##### Page #####

Kind regards, and thank all of You for your answers my Friends. Two Breeders have looked over the Bloodlines and find them complementary and strong. In fact the Breeder of my Male "Wolf Caesar" took one of the bi-colour females too. We pick them up in a couple of months.. 

Comparing your recommendations, I will wait until the third heat at over 2 years old. Your suggestions do not fall on deaf ears...


----------



## Mooch (May 23, 2012)

Could you please re- post the picture? i'd love to see the stables!!

Sounds like a a great set up you've got planned and you have people to mentor you which is always great!!

I can't wait to see your new puppy pictures  Would you PM me the breeders where you got her from - I am starting research on breeders for my next puppy ( lol its still at least a year away but it never hurst to look  )


----------



## lone Ranger (Nov 29, 2012)

Hi ya Mooch!

#####

Problem 1: Can you reproduce, word for word, the listing lines between the one holding "List UI elements" and the one holding "- Text: Chromium: Chromium: [155, 455, 256, 474]", inclusive, leaving out the pictures?

##### Recorded information #####

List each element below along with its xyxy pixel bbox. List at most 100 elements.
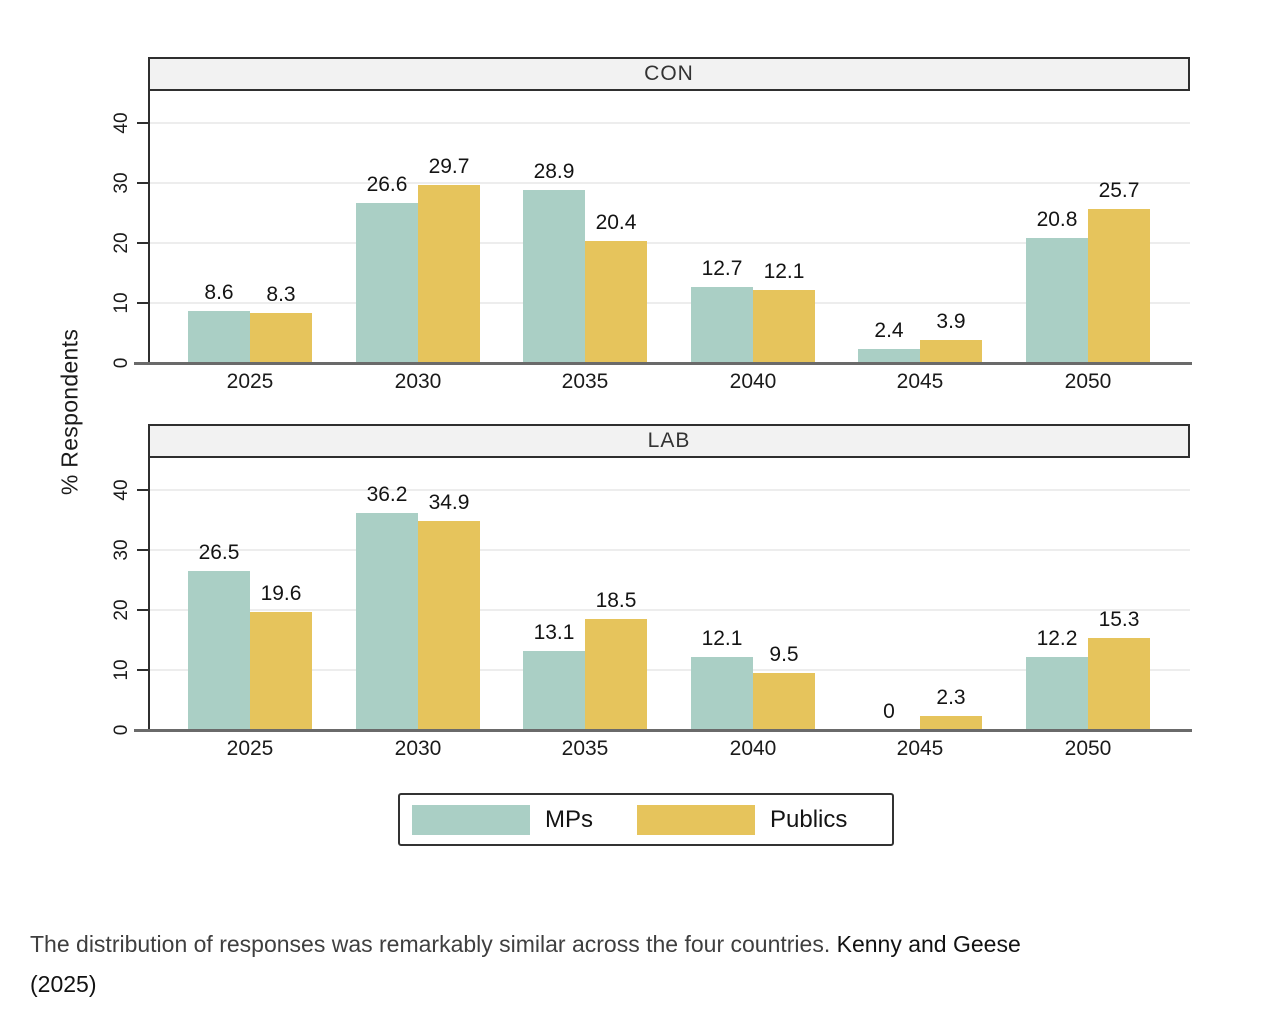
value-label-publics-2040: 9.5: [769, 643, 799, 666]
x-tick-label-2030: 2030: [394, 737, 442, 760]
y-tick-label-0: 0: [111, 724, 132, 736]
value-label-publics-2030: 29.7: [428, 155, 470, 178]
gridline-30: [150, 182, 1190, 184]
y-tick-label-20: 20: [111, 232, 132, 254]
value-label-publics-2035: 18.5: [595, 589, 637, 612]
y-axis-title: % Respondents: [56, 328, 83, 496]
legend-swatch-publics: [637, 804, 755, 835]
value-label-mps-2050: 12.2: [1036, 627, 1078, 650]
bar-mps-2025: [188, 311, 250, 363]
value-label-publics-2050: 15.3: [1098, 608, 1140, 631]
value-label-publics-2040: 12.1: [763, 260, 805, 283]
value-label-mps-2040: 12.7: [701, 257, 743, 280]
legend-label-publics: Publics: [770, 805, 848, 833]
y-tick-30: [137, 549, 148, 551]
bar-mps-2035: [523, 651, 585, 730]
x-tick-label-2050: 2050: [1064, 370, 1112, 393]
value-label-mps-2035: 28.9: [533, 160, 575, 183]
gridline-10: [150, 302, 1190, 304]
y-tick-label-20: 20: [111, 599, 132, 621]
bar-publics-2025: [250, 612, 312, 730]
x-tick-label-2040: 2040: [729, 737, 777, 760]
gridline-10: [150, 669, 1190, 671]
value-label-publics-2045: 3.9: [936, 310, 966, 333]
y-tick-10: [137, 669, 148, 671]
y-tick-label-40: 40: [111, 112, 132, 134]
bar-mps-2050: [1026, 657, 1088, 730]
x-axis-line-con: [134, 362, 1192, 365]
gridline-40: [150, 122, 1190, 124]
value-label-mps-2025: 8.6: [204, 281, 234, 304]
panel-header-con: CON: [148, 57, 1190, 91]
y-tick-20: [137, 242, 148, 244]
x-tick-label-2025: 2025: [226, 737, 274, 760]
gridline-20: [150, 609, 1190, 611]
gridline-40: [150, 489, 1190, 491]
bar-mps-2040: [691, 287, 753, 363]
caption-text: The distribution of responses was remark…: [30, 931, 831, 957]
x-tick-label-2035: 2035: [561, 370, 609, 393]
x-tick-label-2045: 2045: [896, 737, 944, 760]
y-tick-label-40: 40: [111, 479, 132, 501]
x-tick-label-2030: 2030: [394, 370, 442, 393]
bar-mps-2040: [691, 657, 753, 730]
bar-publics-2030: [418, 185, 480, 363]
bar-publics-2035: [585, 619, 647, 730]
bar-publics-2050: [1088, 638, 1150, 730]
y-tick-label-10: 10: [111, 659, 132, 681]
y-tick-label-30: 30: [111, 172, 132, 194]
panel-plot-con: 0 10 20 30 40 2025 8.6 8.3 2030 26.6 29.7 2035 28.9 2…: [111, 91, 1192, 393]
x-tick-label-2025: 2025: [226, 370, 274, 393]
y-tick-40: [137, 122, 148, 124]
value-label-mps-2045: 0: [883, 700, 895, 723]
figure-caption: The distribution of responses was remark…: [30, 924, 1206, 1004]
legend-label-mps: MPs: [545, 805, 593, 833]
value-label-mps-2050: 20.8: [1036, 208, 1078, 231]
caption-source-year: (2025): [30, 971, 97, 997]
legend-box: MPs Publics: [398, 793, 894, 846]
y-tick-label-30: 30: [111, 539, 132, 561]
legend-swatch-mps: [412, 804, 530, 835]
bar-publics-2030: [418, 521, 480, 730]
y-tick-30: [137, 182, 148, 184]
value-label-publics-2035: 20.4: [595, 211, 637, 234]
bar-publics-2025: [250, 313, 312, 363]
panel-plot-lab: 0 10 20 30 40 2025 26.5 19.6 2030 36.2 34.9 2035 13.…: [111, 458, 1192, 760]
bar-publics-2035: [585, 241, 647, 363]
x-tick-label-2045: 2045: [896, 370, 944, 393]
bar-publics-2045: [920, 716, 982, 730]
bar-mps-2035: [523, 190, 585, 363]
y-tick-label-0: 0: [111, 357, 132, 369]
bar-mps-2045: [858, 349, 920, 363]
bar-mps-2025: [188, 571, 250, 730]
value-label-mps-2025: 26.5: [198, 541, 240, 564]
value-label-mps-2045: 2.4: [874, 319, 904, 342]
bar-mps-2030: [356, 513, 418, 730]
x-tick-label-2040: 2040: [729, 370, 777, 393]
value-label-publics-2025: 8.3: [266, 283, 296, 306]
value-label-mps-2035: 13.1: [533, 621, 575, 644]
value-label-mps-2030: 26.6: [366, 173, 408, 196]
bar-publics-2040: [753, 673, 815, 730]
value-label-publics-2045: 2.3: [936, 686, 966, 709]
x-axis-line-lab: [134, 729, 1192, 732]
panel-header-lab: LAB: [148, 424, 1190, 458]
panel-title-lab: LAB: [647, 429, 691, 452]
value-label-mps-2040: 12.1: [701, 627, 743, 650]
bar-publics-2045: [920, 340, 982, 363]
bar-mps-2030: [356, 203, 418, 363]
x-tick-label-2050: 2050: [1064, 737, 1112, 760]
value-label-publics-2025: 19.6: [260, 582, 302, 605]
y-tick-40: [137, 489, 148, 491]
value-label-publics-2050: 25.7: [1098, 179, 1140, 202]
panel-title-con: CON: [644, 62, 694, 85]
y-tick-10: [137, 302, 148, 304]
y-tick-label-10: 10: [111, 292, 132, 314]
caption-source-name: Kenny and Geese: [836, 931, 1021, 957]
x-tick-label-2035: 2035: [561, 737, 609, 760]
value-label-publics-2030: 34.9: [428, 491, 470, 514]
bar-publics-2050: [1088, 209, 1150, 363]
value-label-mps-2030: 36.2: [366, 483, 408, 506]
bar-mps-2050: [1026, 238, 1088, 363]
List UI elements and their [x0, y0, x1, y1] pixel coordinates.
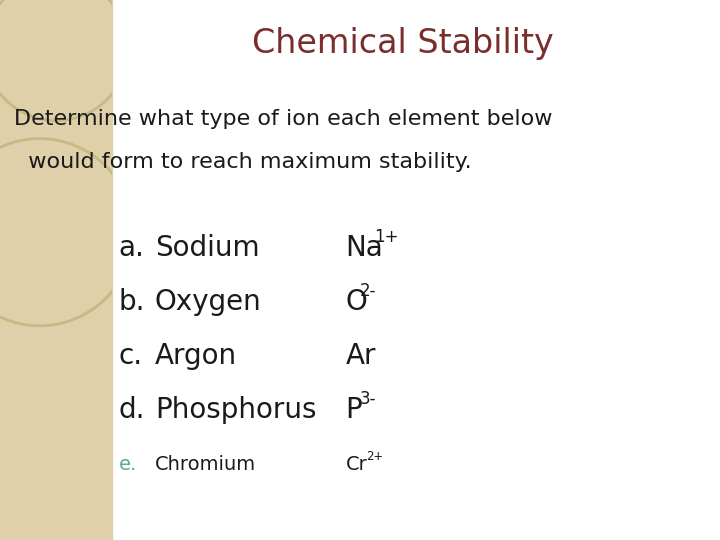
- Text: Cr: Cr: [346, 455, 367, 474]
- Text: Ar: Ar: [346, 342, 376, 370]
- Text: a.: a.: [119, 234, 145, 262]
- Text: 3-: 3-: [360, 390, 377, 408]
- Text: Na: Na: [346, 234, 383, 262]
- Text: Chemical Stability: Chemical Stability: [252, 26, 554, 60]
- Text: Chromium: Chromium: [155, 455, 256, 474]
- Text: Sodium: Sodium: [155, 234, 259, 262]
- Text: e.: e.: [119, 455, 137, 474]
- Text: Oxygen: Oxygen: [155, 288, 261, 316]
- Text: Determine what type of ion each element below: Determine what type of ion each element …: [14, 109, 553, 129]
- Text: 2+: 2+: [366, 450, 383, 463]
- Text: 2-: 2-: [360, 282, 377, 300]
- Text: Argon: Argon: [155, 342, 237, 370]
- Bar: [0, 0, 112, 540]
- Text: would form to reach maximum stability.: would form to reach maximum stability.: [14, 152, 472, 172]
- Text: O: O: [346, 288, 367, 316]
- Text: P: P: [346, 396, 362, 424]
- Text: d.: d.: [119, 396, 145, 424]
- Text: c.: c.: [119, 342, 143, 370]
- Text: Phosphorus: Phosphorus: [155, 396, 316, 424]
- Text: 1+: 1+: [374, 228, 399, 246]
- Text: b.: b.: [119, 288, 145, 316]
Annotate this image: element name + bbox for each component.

#####
##### Recorded information #####

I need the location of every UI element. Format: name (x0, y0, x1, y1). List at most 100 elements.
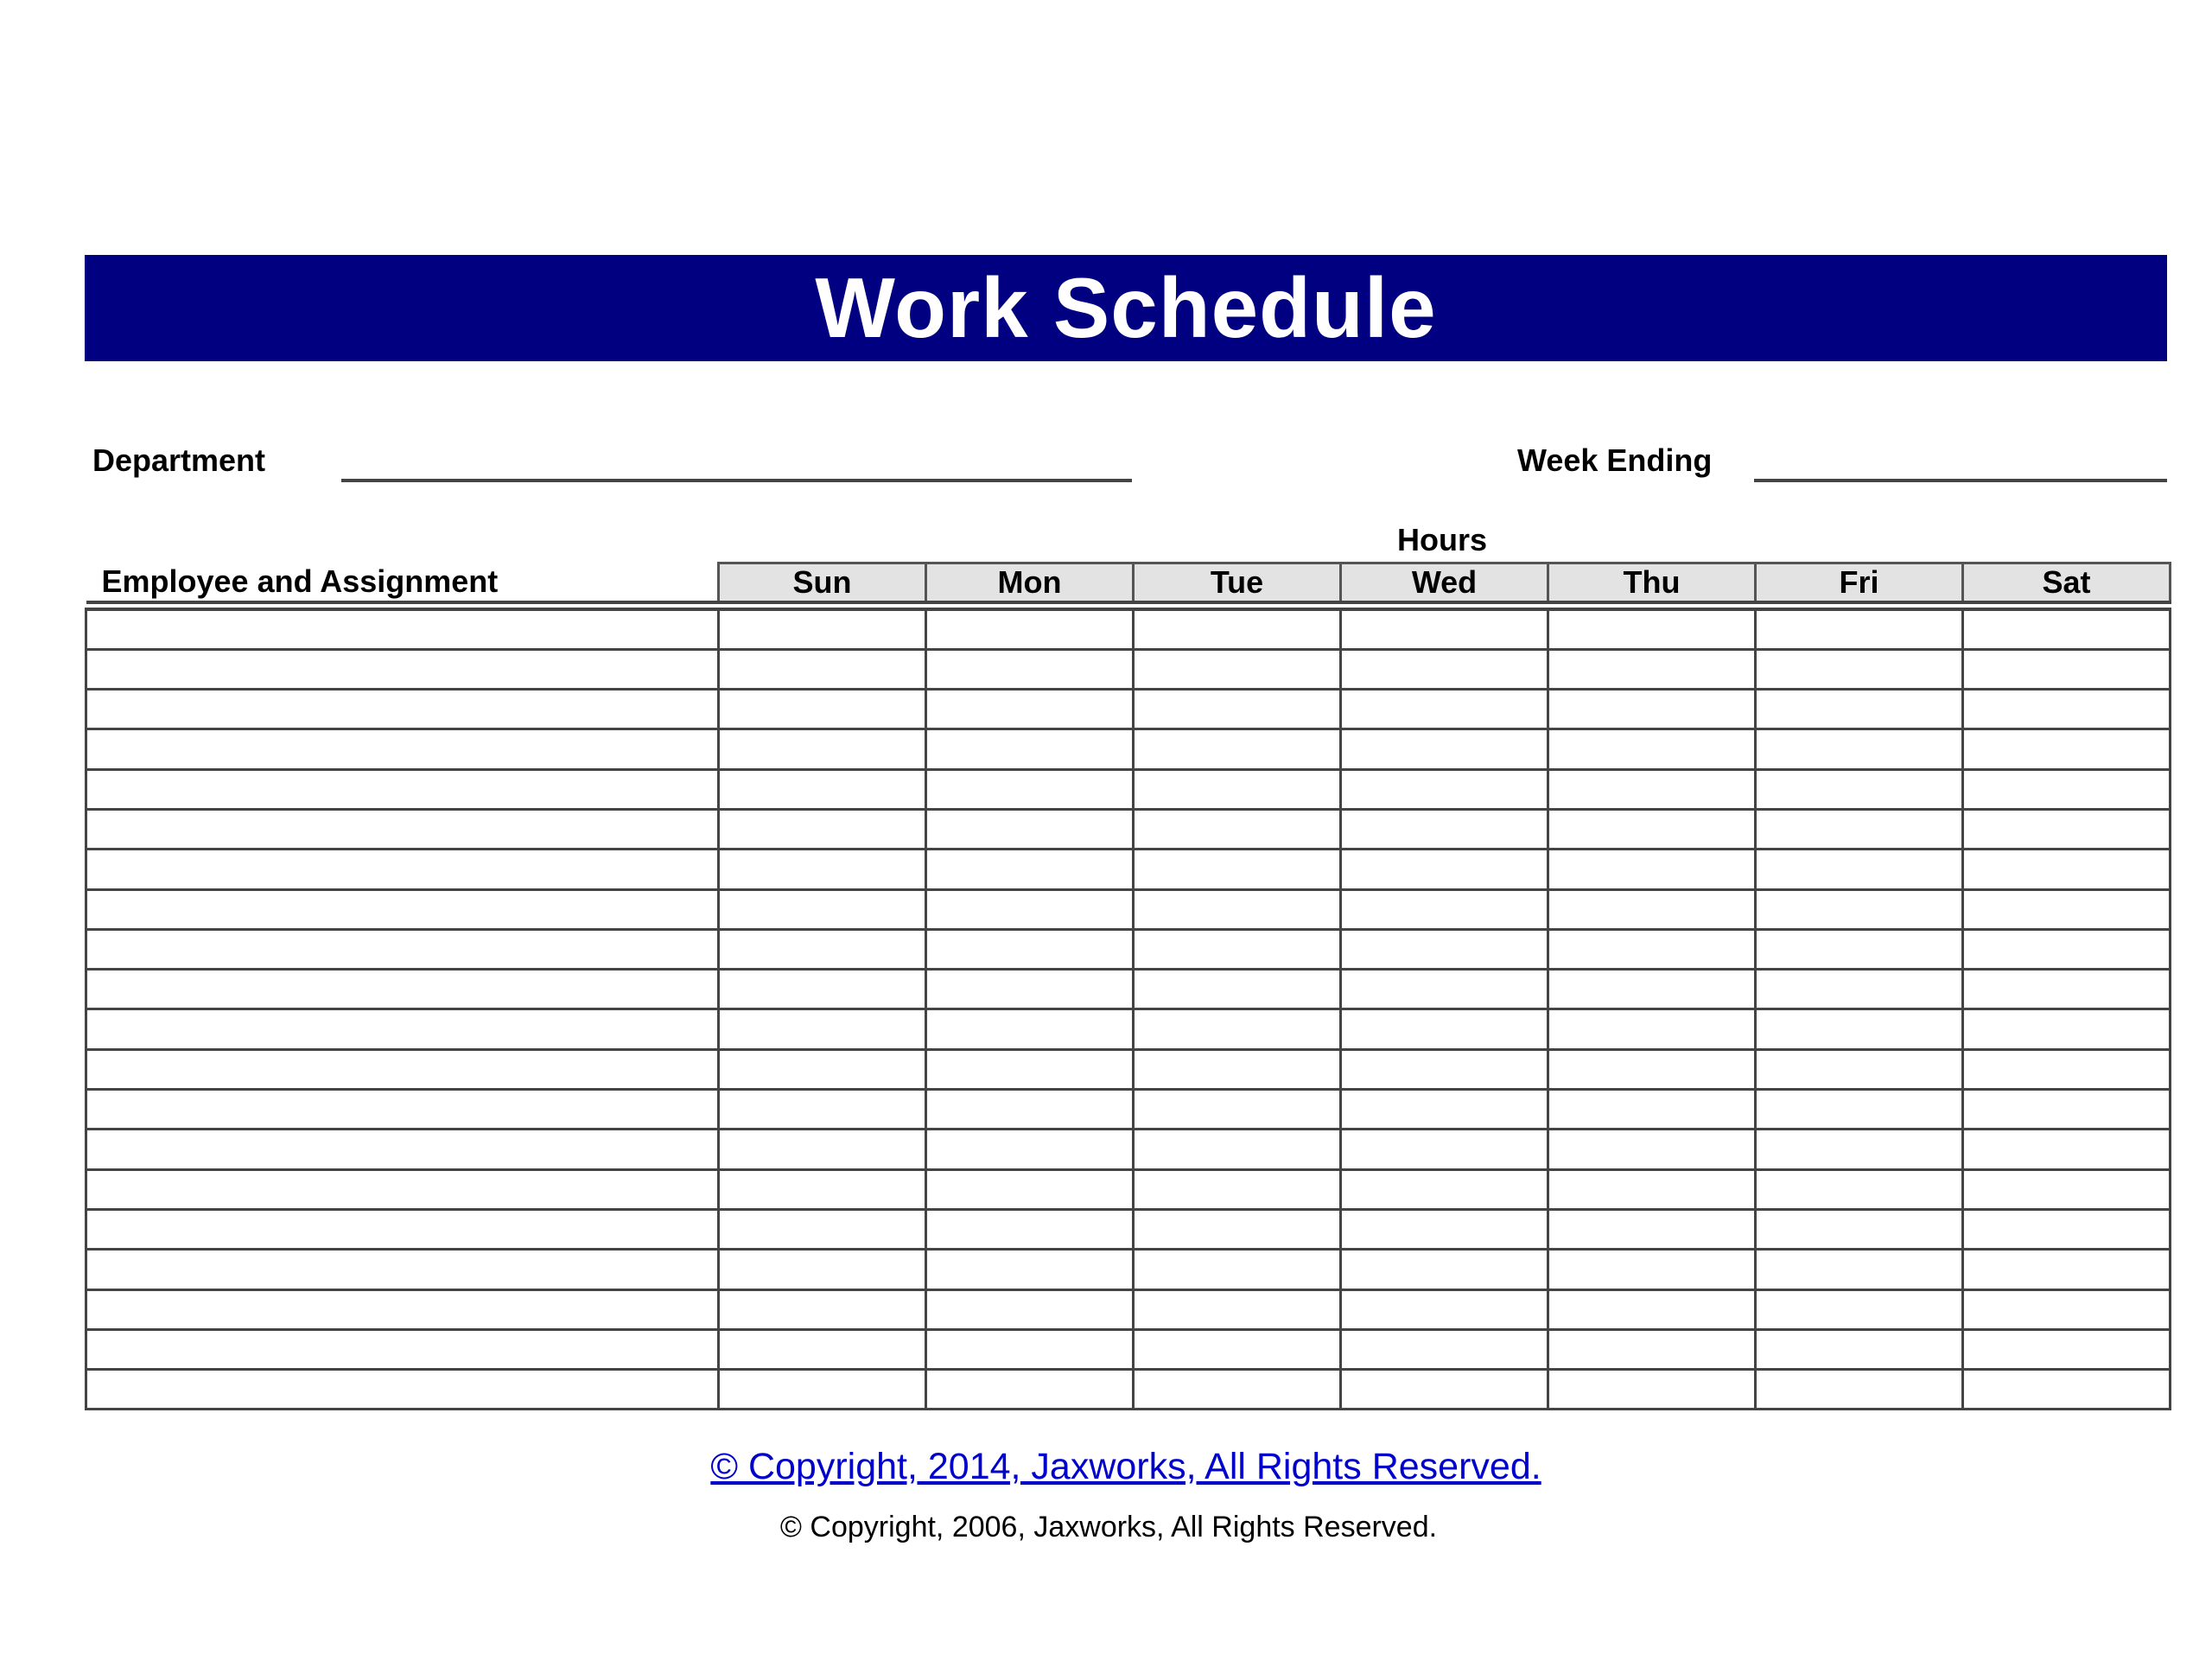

#####

Problem 2: Could you rewrite the forum thread passage between "Kind regards, and" and "on deaf ears...", inclusive, with "complementary" changed to "compatible"?

Response 1:
List UI elements and their [x0, y0, x1, y1] pixel coordinates.
- Text: Cr: Cr: [346, 455, 367, 474]
- Text: Ar: Ar: [346, 342, 376, 370]
- Text: a.: a.: [119, 234, 145, 262]
- Text: 3-: 3-: [360, 390, 377, 408]
- Text: Na: Na: [346, 234, 383, 262]
- Text: Chemical Stability: Chemical Stability: [252, 26, 554, 60]
- Text: Chromium: Chromium: [155, 455, 256, 474]

Response 2:
Kind regards, and thank all of You for your answers my Friends. Two Breeders have looked over the Bloodlines and find them compatible and strong. In fact the Breeder of my Male "Wolf Caesar" took one of the bi-colour females too. We pick them up in a couple of months.. 

Comparing your recommendations, I will wait until the third heat at over 2 years old. Your suggestions do not fall on deaf ears...